* [DATA SHOWN]:
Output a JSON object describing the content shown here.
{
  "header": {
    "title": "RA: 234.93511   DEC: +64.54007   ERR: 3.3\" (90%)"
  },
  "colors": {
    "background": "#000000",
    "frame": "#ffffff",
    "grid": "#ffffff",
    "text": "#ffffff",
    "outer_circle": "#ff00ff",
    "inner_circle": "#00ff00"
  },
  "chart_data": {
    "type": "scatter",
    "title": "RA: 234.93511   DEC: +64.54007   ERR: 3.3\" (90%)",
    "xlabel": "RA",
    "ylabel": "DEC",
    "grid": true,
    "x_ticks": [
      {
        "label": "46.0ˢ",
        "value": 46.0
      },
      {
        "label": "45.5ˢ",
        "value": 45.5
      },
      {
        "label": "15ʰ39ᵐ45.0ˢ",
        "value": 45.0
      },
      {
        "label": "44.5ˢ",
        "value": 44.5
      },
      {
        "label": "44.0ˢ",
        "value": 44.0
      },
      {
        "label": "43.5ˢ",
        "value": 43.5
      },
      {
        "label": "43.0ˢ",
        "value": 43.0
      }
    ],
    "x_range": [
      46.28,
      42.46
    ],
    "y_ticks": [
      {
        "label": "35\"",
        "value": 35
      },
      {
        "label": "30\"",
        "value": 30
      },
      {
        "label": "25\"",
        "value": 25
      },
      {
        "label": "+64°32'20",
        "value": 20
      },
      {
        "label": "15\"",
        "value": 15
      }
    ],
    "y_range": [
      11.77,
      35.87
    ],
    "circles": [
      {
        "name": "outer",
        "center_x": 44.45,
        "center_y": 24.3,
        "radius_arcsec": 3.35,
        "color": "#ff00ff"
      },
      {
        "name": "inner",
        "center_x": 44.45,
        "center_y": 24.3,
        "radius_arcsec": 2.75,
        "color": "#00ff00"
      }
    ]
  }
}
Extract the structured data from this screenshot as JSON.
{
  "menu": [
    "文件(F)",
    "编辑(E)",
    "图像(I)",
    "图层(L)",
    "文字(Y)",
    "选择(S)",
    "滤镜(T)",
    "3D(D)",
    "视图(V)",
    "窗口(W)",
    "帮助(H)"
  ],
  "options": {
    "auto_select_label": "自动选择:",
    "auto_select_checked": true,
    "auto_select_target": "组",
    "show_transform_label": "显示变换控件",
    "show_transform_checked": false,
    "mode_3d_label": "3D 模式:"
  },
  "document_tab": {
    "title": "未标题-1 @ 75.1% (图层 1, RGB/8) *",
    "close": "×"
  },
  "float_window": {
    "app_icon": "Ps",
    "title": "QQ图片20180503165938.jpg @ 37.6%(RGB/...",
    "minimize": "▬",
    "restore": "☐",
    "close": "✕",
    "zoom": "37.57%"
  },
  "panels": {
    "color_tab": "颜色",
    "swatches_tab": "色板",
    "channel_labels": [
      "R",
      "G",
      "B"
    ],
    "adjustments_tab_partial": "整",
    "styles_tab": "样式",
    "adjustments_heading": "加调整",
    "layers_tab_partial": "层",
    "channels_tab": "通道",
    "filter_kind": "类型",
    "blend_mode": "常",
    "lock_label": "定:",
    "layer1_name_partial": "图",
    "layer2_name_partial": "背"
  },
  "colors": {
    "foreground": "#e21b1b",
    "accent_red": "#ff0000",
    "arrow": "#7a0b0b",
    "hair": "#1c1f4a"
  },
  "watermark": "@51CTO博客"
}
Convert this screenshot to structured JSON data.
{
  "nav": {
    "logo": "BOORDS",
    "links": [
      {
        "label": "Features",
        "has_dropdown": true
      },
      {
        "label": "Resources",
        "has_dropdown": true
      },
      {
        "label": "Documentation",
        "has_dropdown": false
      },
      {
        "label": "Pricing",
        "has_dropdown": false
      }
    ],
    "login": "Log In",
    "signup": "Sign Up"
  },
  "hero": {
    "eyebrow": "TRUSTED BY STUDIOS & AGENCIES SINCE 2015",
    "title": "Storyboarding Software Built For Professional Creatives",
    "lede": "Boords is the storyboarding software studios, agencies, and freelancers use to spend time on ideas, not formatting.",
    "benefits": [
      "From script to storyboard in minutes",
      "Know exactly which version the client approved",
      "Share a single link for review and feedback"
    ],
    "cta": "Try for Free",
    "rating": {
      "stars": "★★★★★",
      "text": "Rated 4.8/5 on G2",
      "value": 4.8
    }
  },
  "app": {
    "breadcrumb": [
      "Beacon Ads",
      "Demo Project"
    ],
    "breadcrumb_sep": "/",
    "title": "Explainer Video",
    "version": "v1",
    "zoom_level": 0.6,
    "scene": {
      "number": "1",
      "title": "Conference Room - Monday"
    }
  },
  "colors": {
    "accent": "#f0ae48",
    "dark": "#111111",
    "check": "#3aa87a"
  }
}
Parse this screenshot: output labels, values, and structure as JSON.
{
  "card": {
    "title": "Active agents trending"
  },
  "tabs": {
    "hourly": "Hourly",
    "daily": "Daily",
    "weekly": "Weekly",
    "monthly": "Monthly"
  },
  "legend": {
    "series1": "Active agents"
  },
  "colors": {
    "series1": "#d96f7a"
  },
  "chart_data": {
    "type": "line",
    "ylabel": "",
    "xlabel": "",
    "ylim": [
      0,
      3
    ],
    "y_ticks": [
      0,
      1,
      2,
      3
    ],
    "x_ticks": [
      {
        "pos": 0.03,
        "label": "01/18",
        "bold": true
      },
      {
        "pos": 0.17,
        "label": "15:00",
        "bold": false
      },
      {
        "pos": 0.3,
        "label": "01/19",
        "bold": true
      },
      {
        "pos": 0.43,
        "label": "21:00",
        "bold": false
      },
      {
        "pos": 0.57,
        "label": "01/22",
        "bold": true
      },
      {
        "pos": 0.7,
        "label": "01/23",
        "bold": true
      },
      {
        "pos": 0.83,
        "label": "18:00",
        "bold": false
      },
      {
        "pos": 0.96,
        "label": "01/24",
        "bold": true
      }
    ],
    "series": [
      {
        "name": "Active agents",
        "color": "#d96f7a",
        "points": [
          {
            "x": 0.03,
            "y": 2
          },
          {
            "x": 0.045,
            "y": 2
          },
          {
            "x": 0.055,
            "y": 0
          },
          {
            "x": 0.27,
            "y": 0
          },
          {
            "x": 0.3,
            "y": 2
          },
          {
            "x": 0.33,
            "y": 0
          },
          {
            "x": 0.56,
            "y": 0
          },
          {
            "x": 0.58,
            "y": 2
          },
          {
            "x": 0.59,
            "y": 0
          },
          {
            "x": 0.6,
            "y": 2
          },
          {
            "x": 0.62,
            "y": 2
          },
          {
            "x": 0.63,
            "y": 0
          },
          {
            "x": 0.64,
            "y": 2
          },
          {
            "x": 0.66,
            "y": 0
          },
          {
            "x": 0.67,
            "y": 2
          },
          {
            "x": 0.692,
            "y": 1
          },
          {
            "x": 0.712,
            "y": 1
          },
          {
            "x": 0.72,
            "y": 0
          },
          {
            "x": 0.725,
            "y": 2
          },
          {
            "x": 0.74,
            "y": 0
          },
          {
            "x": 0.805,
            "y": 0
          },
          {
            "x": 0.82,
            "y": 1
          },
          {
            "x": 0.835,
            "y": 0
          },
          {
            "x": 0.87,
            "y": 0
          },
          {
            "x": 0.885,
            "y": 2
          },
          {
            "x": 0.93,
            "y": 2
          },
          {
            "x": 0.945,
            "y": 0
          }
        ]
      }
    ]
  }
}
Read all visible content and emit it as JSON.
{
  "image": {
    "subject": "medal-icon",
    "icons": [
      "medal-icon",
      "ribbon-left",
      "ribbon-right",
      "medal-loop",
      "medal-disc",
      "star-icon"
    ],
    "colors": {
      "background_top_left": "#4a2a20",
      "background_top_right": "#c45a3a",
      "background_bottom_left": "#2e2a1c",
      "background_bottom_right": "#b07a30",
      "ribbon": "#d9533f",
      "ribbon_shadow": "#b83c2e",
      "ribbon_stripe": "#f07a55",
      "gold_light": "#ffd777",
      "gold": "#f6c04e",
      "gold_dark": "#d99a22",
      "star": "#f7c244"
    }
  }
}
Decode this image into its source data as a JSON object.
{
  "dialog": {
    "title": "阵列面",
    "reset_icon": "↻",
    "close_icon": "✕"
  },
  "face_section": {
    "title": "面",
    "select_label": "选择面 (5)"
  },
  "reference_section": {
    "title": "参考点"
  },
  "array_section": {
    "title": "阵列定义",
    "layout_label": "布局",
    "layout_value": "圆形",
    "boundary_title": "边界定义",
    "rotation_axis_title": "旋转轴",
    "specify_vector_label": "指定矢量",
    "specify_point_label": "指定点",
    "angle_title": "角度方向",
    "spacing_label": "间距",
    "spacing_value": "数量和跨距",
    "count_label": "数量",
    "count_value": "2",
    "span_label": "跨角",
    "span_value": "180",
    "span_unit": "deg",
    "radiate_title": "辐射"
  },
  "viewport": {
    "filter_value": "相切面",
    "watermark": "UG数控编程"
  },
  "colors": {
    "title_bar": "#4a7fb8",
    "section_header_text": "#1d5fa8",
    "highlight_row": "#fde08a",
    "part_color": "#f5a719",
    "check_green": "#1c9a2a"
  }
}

* [WHAT TO WORK ON]:
Copy out every line from the one containing "Decode this image" to the end of the material, both ends included.

* [OUTPUT OF THE TASK]:
Decode this image into its source data as a JSON object.
{
  "dialog": {
    "title": "阵列面",
    "reset_icon": "↻",
    "close_icon": "✕"
  },
  "face_section": {
    "title": "面",
    "select_label": "选择面 (5)"
  },
  "reference_section": {
    "title": "参考点"
  },
  "array_section": {
    "title": "阵列定义",
    "layout_label": "布局",
    "layout_value": "圆形",
    "boundary_title": "边界定义",
    "rotation_axis_title": "旋转轴",
    "specify_vector_label": "指定矢量",
    "specify_point_label": "指定点",
    "angle_title": "角度方向",
    "spacing_label": "间距",
    "spacing_value": "数量和跨距",
    "count_label": "数量",
    "count_value": "2",
    "span_label": "跨角",
    "span_value": "180",
    "span_unit": "deg",
    "radiate_title": "辐射"
  },
  "viewport": {
    "filter_value": "相切面",
    "watermark": "UG数控编程"
  },
  "colors": {
    "title_bar": "#4a7fb8",
    "section_header_text": "#1d5fa8",
    "highlight_row": "#fde08a",
    "part_color": "#f5a719",
    "check_green": "#1c9a2a"
  }
}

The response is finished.